[Records from a data source]
+ + + + +
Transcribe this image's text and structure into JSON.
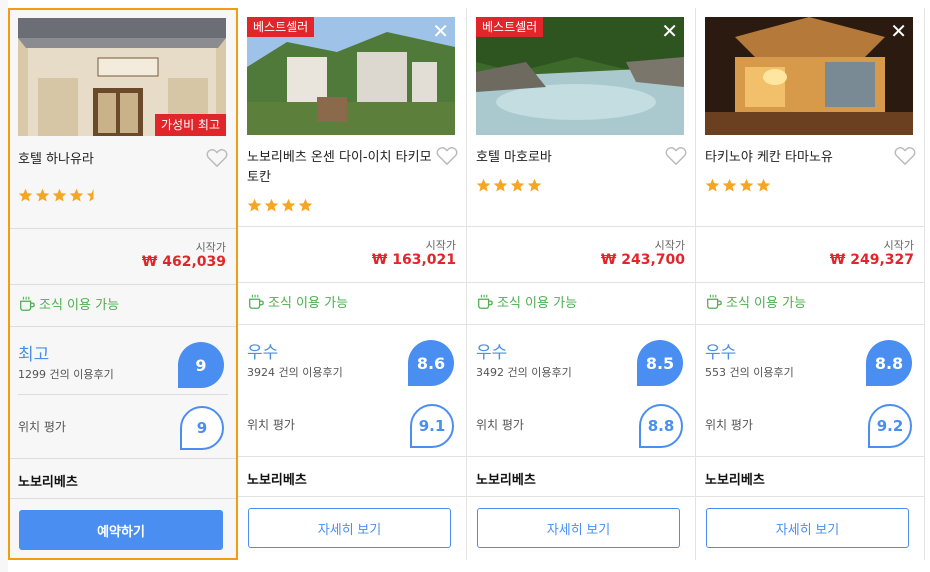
{
  "hotels": [
    {
      "name": "호텔 하나유라",
      "badge_bottom": "가성비 최고",
      "badge_top": "",
      "stars": 4.5,
      "price_label": "시작가",
      "price": "₩ 462,039",
      "breakfast": "조식 이용 가능",
      "rating_word": "최고",
      "reviews": "1299 건의 이용후기",
      "score": "9",
      "location_label": "위치 평가",
      "location_score": "9",
      "provider": "노보리베츠",
      "button": "예약하기",
      "selected": true
    },
    {
      "name": "노보리베츠 온센 다이-이치 타키모토칸",
      "badge_bottom": "",
      "badge_top": "베스트셀러",
      "close": "✕",
      "stars": 4,
      "price_label": "시작가",
      "price": "₩ 163,021",
      "breakfast": "조식 이용 가능",
      "rating_word": "우수",
      "reviews": "3924 건의 이용후기",
      "score": "8.6",
      "location_label": "위치 평가",
      "location_score": "9.1",
      "provider": "노보리베츠",
      "button": "자세히 보기"
    },
    {
      "name": "호텔 마호로바",
      "badge_bottom": "",
      "badge_top": "베스트셀러",
      "close": "✕",
      "stars": 4,
      "price_label": "시작가",
      "price": "₩ 243,700",
      "breakfast": "조식 이용 가능",
      "rating_word": "우수",
      "reviews": "3492 건의 이용후기",
      "score": "8.5",
      "location_label": "위치 평가",
      "location_score": "8.8",
      "provider": "노보리베츠",
      "button": "자세히 보기"
    },
    {
      "name": "타키노야 케칸 타마노유",
      "badge_bottom": "",
      "badge_top": "",
      "close": "✕",
      "stars": 4,
      "price_label": "시작가",
      "price": "₩ 249,327",
      "breakfast": "조식 이용 가능",
      "rating_word": "우수",
      "reviews": "553 건의 이용후기",
      "score": "8.8",
      "location_label": "위치 평가",
      "location_score": "9.2",
      "provider": "노보리베츠",
      "button": "자세히 보기"
    }
  ],
  "colors": {
    "accent": "#4a8ef2",
    "price": "#e0262b",
    "star": "#f5a623",
    "breakfast": "#4caf50",
    "selected_border": "#f39c12"
  }
}
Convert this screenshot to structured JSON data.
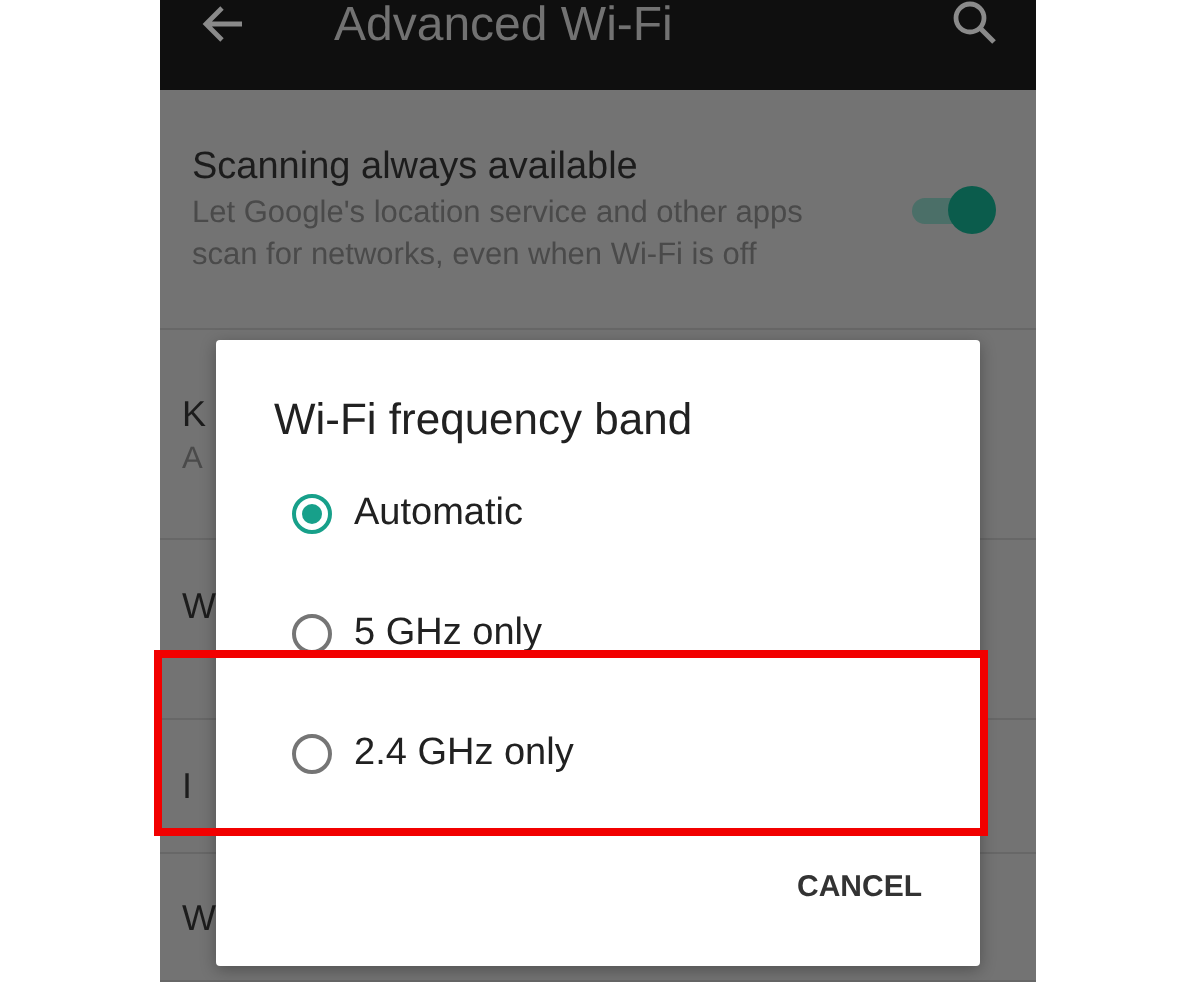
{
  "toolbar": {
    "title": "Advanced Wi-Fi"
  },
  "settings": [
    {
      "title": "Scanning always available",
      "summary": "Let Google's location service and other apps scan for networks, even when Wi-Fi is off",
      "on": true
    },
    {
      "title": "K",
      "summary": "A"
    },
    {
      "title": "W"
    },
    {
      "title": "I"
    },
    {
      "title": "W"
    }
  ],
  "dialog": {
    "title": "Wi-Fi frequency band",
    "options": [
      {
        "label": "Automatic",
        "selected": true,
        "highlighted": false
      },
      {
        "label": "5 GHz only",
        "selected": false,
        "highlighted": false
      },
      {
        "label": "2.4 GHz only",
        "selected": false,
        "highlighted": true
      }
    ],
    "buttons": [
      "CANCEL"
    ]
  }
}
+ + + + +
What needs to be done
Determine the number of lines in the data that contain "JSON" as a word or string, and state only that number.

Solution for this task
2